Aim:
Using the data below, gather each line that includes the word "تعليمات".

====== Stored data

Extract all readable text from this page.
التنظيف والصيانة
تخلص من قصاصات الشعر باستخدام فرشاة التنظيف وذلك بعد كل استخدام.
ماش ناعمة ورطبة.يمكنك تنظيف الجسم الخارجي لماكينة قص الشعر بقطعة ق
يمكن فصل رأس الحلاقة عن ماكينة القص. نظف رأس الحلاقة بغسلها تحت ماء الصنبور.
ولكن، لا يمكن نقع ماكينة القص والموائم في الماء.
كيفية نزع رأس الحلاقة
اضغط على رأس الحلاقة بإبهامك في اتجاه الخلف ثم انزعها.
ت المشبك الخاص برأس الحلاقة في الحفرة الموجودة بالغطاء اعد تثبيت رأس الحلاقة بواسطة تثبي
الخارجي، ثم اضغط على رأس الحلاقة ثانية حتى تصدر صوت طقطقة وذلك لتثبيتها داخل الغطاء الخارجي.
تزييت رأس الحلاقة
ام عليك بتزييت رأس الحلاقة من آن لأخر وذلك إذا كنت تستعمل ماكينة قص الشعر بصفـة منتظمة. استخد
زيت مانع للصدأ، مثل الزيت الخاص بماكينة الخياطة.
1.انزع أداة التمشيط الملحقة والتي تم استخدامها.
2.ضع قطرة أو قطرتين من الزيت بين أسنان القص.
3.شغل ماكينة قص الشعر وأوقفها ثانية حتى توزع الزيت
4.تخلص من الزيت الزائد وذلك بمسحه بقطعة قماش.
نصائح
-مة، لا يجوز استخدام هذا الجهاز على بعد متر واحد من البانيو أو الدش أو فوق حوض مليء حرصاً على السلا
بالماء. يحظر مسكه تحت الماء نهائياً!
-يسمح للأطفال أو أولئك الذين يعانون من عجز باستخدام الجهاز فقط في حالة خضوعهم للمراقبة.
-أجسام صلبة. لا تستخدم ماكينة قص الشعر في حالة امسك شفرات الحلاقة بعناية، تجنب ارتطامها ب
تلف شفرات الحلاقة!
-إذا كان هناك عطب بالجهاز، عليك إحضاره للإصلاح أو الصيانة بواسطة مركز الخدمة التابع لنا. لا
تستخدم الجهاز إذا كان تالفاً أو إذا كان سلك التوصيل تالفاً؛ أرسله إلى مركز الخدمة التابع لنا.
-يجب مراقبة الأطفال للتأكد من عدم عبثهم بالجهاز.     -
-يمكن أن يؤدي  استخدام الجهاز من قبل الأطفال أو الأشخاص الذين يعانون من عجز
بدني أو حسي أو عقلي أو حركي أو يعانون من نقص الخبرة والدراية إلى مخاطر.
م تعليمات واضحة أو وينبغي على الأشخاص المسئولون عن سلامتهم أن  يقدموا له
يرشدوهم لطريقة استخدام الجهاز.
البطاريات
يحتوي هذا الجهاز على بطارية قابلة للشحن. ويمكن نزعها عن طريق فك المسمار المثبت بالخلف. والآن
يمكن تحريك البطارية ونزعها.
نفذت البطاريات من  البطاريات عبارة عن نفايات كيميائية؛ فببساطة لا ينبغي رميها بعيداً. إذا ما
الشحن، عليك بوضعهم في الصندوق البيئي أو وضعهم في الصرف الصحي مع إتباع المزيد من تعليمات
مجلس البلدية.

============

Answer to the exercise:
م تعليمات واضحة أو وينبغي على الأشخاص المسئولون عن سلامتهم أن  يقدموا له
الشحن، عليك بوضعهم في الصندوق البيئي أو وضعهم في الصرف الصحي مع إتباع المزيد من تعليمات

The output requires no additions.